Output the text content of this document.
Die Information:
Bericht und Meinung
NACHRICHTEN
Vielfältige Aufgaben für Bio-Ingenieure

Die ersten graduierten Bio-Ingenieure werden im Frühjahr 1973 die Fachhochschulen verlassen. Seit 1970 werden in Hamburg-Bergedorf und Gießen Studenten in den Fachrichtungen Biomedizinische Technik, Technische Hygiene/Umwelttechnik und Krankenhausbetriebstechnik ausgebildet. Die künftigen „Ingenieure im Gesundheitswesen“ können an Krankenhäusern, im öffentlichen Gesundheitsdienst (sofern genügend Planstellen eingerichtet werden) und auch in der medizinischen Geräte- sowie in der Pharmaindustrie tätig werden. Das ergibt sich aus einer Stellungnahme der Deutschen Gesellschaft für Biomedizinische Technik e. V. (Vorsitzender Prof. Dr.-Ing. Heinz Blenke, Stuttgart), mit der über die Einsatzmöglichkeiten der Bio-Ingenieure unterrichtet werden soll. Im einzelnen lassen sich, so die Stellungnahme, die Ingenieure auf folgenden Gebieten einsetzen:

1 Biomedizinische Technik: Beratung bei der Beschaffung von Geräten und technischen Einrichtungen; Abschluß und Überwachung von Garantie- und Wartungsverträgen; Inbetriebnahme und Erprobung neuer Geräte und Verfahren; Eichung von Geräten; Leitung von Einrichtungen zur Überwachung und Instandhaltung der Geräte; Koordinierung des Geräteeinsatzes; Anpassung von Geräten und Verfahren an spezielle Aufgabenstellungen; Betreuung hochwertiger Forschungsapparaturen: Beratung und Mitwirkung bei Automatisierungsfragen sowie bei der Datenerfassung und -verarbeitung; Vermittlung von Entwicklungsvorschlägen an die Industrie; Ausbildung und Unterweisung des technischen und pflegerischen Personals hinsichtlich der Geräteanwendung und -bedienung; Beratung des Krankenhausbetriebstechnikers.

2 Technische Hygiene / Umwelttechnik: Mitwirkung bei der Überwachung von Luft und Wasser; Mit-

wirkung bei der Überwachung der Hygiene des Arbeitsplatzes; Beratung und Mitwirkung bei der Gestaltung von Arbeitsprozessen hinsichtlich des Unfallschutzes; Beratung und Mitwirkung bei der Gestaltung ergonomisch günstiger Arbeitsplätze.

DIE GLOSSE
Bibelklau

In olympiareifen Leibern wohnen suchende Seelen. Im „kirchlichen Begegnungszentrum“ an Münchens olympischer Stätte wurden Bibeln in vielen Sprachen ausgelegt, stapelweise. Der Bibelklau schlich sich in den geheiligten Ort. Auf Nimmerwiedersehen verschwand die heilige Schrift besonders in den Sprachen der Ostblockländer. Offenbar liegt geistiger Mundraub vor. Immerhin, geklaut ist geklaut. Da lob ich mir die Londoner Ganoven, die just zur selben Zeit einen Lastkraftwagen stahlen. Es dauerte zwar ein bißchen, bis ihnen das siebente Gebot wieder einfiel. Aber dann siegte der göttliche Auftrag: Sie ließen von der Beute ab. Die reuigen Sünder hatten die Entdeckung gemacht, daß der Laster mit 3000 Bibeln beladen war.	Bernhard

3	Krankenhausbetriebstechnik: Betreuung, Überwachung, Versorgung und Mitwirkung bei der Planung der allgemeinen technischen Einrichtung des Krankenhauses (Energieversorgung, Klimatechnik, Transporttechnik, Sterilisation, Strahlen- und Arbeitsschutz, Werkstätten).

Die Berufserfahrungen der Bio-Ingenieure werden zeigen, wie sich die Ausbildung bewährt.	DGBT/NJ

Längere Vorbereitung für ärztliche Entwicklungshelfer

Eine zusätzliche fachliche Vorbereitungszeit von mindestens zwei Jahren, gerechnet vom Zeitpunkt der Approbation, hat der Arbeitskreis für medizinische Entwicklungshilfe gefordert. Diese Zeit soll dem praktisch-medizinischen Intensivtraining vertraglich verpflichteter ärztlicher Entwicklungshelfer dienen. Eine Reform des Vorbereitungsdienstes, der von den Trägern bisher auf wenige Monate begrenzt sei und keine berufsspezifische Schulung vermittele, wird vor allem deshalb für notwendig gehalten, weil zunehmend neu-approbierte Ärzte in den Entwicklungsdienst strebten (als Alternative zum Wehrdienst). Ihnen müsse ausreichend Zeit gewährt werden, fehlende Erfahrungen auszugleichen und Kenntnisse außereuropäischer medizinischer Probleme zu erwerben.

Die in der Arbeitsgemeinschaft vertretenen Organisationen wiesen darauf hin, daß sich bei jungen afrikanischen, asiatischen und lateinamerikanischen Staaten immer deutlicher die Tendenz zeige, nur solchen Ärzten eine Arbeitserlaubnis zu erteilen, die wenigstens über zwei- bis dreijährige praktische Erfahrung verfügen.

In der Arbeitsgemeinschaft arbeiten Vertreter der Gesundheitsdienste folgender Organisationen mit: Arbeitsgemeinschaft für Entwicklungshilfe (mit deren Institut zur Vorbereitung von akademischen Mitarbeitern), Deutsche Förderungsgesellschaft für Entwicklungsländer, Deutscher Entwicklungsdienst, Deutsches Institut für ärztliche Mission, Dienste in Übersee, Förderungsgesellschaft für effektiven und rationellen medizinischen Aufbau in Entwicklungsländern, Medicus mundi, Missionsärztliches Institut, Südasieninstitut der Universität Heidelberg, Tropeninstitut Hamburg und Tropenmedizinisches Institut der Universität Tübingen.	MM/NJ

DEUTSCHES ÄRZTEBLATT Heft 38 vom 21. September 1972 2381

Objective: Print out the whole listing exactly as it appears.

Exercise output:
Output the text content of this document.
Die Information:
Bericht und Meinung
NACHRICHTEN
Vielfältige Aufgaben für Bio-Ingenieure

Die ersten graduierten Bio-Ingenieure werden im Frühjahr 1973 die Fachhochschulen verlassen. Seit 1970 werden in Hamburg-Bergedorf und Gießen Studenten in den Fachrichtungen Biomedizinische Technik, Technische Hygiene/Umwelttechnik und Krankenhausbetriebstechnik ausgebildet. Die künftigen „Ingenieure im Gesundheitswesen“ können an Krankenhäusern, im öffentlichen Gesundheitsdienst (sofern genügend Planstellen eingerichtet werden) und auch in der medizinischen Geräte- sowie in der Pharmaindustrie tätig werden. Das ergibt sich aus einer Stellungnahme der Deutschen Gesellschaft für Biomedizinische Technik e. V. (Vorsitzender Prof. Dr.-Ing. Heinz Blenke, Stuttgart), mit der über die Einsatzmöglichkeiten der Bio-Ingenieure unterrichtet werden soll. Im einzelnen lassen sich, so die Stellungnahme, die Ingenieure auf folgenden Gebieten einsetzen:

1 Biomedizinische Technik: Beratung bei der Beschaffung von Geräten und technischen Einrichtungen; Abschluß und Überwachung von Garantie- und Wartungsverträgen; Inbetriebnahme und Erprobung neuer Geräte und Verfahren; Eichung von Geräten; Leitung von Einrichtungen zur Überwachung und Instandhaltung der Geräte; Koordinierung des Geräteeinsatzes; Anpassung von Geräten und Verfahren an spezielle Aufgabenstellungen; Betreuung hochwertiger Forschungsapparaturen: Beratung und Mitwirkung bei Automatisierungsfragen sowie bei der Datenerfassung und -verarbeitung; Vermittlung von Entwicklungsvorschlägen an die Industrie; Ausbildung und Unterweisung des technischen und pflegerischen Personals hinsichtlich der Geräteanwendung und -bedienung; Beratung des Krankenhausbetriebstechnikers.

2 Technische Hygiene / Umwelttechnik: Mitwirkung bei der Überwachung von Luft und Wasser; Mit-

wirkung bei der Überwachung der Hygiene des Arbeitsplatzes; Beratung und Mitwirkung bei der Gestaltung von Arbeitsprozessen hinsichtlich des Unfallschutzes; Beratung und Mitwirkung bei der Gestaltung ergonomisch günstiger Arbeitsplätze.

DIE GLOSSE
Bibelklau

In olympiareifen Leibern wohnen suchende Seelen. Im „kirchlichen Begegnungszentrum“ an Münchens olympischer Stätte wurden Bibeln in vielen Sprachen ausgelegt, stapelweise. Der Bibelklau schlich sich in den geheiligten Ort. Auf Nimmerwiedersehen verschwand die heilige Schrift besonders in den Sprachen der Ostblockländer. Offenbar liegt geistiger Mundraub vor. Immerhin, geklaut ist geklaut. Da lob ich mir die Londoner Ganoven, die just zur selben Zeit einen Lastkraftwagen stahlen. Es dauerte zwar ein bißchen, bis ihnen das siebente Gebot wieder einfiel. Aber dann siegte der göttliche Auftrag: Sie ließen von der Beute ab. Die reuigen Sünder hatten die Entdeckung gemacht, daß der Laster mit 3000 Bibeln beladen war.	Bernhard

3	Krankenhausbetriebstechnik: Betreuung, Überwachung, Versorgung und Mitwirkung bei der Planung der allgemeinen technischen Einrichtung des Krankenhauses (Energieversorgung, Klimatechnik, Transporttechnik, Sterilisation, Strahlen- und Arbeitsschutz, Werkstätten).

Die Berufserfahrungen der Bio-Ingenieure werden zeigen, wie sich die Ausbildung bewährt.	DGBT/NJ

Längere Vorbereitung für ärztliche Entwicklungshelfer

Eine zusätzliche fachliche Vorbereitungszeit von mindestens zwei Jahren, gerechnet vom Zeitpunkt der Approbation, hat der Arbeitskreis für medizinische Entwicklungshilfe gefordert. Diese Zeit soll dem praktisch-medizinischen Intensivtraining vertraglich verpflichteter ärztlicher Entwicklungshelfer dienen. Eine Reform des Vorbereitungsdienstes, der von den Trägern bisher auf wenige Monate begrenzt sei und keine berufsspezifische Schulung vermittele, wird vor allem deshalb für notwendig gehalten, weil zunehmend neu-approbierte Ärzte in den Entwicklungsdienst strebten (als Alternative zum Wehrdienst). Ihnen müsse ausreichend Zeit gewährt werden, fehlende Erfahrungen auszugleichen und Kenntnisse außereuropäischer medizinischer Probleme zu erwerben.

Die in der Arbeitsgemeinschaft vertretenen Organisationen wiesen darauf hin, daß sich bei jungen afrikanischen, asiatischen und lateinamerikanischen Staaten immer deutlicher die Tendenz zeige, nur solchen Ärzten eine Arbeitserlaubnis zu erteilen, die wenigstens über zwei- bis dreijährige praktische Erfahrung verfügen.

In der Arbeitsgemeinschaft arbeiten Vertreter der Gesundheitsdienste folgender Organisationen mit: Arbeitsgemeinschaft für Entwicklungshilfe (mit deren Institut zur Vorbereitung von akademischen Mitarbeitern), Deutsche Förderungsgesellschaft für Entwicklungsländer, Deutscher Entwicklungsdienst, Deutsches Institut für ärztliche Mission, Dienste in Übersee, Förderungsgesellschaft für effektiven und rationellen medizinischen Aufbau in Entwicklungsländern, Medicus mundi, Missionsärztliches Institut, Südasieninstitut der Universität Heidelberg, Tropeninstitut Hamburg und Tropenmedizinisches Institut der Universität Tübingen.	MM/NJ

DEUTSCHES ÄRZTEBLATT Heft 38 vom 21. September 1972 2381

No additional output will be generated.